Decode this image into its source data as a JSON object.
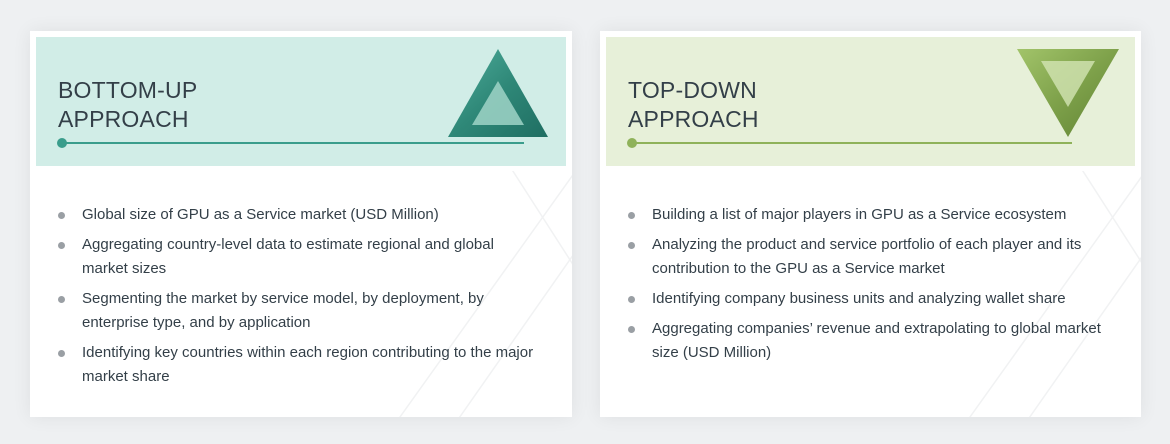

^^^^^^^^^^^^^^^^

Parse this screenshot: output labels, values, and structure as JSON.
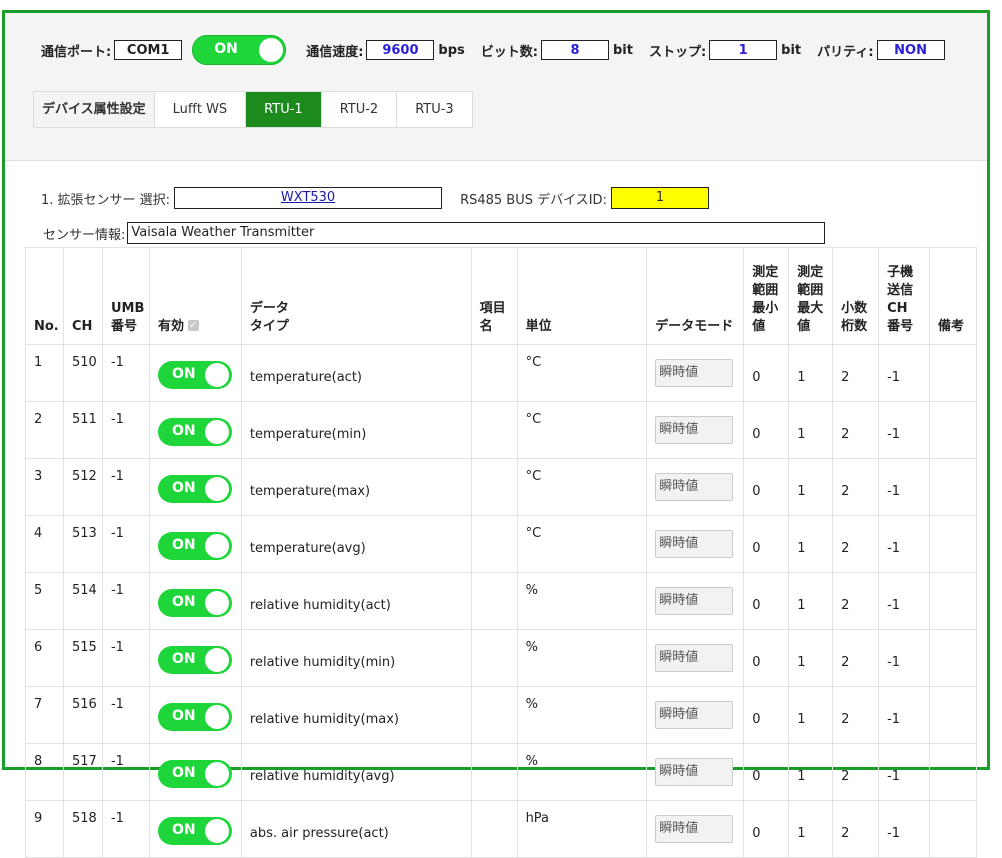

^^^^^^^^^^^^^^^^

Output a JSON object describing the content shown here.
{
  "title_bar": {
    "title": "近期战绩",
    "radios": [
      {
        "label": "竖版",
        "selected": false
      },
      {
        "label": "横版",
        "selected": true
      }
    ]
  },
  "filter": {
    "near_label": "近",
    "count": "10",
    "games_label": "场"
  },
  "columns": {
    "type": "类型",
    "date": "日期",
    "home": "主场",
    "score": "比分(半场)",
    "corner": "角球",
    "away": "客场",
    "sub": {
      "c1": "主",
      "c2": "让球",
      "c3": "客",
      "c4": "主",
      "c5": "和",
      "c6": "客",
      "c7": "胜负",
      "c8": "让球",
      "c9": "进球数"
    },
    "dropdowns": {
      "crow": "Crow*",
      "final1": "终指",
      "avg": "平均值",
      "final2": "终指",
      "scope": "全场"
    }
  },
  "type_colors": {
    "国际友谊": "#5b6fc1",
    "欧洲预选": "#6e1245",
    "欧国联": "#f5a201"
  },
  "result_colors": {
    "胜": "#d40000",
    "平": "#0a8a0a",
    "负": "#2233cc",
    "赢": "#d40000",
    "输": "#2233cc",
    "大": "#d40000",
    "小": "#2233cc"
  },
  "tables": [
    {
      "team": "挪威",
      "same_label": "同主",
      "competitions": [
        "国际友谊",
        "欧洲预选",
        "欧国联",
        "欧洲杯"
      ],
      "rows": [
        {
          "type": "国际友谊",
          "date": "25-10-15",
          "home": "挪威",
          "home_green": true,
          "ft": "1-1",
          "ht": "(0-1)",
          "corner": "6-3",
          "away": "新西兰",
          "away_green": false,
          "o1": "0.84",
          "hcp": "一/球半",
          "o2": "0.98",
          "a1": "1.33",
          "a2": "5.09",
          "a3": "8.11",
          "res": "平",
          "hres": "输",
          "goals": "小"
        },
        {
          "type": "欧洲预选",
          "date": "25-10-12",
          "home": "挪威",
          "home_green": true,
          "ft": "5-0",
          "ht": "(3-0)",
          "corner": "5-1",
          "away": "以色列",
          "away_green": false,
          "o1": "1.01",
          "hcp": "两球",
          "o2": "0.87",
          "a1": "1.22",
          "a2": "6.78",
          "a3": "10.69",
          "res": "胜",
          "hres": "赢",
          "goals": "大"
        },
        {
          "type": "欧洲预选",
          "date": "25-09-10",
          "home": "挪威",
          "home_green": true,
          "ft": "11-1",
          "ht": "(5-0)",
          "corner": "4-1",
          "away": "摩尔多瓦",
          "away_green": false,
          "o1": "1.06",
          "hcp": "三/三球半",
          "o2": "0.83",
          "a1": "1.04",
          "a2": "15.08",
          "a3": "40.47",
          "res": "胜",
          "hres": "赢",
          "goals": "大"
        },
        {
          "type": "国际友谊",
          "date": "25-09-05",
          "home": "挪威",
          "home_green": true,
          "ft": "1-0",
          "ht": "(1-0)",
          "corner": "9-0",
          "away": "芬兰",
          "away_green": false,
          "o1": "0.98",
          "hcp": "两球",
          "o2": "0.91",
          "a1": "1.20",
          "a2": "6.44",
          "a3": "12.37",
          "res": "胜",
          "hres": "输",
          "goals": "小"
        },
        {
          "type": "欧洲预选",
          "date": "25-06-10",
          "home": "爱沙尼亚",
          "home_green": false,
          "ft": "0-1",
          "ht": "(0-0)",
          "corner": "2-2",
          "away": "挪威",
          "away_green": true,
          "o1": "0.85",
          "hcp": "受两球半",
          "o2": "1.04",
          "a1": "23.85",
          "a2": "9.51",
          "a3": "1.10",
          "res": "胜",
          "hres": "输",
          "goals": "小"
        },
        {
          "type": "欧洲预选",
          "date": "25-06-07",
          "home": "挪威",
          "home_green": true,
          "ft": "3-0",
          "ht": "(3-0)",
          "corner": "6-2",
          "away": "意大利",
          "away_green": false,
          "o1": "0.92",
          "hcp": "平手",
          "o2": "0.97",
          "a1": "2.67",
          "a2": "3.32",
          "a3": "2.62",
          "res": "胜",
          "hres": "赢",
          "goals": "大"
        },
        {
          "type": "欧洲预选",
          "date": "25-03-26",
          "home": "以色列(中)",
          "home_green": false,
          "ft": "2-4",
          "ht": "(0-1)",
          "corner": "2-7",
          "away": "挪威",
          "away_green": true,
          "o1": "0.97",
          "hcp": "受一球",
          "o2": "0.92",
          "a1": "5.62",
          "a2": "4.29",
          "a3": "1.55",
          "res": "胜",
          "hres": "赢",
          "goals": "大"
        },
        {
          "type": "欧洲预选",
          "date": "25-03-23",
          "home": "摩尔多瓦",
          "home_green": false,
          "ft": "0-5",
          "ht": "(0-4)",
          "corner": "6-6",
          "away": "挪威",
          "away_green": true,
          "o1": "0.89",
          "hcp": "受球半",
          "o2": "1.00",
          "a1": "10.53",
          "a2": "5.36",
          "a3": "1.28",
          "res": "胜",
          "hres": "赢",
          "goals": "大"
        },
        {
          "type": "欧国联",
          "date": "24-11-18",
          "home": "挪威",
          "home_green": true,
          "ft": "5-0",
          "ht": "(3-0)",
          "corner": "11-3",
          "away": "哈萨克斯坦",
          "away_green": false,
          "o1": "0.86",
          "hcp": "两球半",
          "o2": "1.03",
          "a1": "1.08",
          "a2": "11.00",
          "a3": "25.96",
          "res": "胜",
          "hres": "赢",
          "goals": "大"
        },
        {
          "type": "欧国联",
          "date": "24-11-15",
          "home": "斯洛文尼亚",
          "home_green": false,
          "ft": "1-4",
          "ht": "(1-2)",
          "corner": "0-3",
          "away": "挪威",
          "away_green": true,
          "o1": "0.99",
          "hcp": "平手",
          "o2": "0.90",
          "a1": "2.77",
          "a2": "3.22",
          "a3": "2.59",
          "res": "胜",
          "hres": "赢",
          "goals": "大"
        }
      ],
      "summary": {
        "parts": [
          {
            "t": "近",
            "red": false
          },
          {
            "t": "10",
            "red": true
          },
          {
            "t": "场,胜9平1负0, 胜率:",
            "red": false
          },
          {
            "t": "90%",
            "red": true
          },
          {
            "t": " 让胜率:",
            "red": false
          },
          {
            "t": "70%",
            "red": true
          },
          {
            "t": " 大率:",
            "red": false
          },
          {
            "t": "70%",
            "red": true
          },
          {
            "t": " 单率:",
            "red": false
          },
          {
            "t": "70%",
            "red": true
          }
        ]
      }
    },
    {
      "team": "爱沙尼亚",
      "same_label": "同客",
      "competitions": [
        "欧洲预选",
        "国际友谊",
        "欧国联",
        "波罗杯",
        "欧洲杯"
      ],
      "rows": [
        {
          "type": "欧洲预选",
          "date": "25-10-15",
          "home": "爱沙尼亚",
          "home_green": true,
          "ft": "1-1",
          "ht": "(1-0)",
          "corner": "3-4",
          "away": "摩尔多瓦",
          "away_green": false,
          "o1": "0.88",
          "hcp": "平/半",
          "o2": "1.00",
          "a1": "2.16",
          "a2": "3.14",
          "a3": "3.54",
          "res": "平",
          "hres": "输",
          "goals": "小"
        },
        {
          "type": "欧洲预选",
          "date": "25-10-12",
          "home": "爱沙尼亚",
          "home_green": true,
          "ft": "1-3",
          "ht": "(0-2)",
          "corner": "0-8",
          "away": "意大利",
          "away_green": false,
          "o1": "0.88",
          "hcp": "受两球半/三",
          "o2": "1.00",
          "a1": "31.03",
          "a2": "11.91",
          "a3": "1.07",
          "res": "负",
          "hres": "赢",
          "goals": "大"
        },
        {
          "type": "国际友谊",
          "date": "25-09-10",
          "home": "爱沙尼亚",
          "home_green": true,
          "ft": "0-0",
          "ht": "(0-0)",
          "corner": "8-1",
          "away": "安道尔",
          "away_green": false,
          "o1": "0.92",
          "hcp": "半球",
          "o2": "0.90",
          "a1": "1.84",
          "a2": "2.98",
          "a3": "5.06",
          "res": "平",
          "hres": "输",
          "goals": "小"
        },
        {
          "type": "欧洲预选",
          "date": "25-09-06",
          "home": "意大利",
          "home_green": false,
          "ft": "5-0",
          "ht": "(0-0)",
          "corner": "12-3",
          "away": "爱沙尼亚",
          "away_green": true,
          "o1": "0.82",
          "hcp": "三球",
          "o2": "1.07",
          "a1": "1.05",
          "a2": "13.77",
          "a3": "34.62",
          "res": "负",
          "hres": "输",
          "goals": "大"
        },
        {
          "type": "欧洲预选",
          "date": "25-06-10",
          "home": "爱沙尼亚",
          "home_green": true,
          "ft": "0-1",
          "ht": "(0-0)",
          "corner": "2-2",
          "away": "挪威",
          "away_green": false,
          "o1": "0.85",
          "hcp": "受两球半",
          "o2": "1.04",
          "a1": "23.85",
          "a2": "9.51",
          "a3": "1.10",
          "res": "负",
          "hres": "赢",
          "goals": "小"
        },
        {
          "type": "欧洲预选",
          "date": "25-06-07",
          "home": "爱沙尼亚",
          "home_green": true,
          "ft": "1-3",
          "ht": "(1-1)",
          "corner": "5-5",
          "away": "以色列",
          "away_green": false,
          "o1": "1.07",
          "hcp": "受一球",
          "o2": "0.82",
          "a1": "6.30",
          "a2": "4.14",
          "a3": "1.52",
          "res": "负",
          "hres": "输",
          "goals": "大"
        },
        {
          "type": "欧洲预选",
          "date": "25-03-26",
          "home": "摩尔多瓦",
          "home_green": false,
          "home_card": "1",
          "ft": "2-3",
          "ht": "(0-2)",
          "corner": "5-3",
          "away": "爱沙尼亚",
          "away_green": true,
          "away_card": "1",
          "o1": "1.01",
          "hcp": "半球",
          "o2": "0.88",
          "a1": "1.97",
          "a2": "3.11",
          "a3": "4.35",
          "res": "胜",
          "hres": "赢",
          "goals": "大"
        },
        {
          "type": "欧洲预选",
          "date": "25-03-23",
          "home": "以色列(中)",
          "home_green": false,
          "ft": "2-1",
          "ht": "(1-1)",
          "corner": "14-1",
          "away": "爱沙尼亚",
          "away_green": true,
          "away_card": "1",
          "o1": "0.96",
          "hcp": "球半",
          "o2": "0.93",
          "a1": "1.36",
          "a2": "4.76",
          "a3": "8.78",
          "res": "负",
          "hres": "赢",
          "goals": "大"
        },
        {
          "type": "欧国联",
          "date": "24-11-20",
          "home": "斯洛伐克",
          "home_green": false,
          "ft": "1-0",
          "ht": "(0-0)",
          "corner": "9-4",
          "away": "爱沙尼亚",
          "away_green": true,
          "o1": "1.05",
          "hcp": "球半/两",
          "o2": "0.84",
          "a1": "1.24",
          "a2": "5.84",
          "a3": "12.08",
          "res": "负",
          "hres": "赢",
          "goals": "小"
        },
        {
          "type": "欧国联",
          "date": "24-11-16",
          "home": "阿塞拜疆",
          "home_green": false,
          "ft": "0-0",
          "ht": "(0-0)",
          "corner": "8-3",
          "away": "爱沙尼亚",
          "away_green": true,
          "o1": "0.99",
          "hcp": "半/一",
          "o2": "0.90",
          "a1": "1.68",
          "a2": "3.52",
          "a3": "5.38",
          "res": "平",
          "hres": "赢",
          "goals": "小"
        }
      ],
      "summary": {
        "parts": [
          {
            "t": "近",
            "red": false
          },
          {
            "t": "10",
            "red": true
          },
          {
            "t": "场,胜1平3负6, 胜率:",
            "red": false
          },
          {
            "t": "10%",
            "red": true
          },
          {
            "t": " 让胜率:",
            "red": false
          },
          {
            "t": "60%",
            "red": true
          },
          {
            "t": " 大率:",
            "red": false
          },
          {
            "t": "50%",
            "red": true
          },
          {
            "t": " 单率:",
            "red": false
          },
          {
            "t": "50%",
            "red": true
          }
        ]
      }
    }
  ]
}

^^^^^^^^^^^^^^^^

▶ **Short problem**:
Take each line containing the string "this" and copy it out.

▶ **Correct response**:
Decode this image into its source data as a JSON object.
Parse this screenshot: output labels, values, and structure as JSON.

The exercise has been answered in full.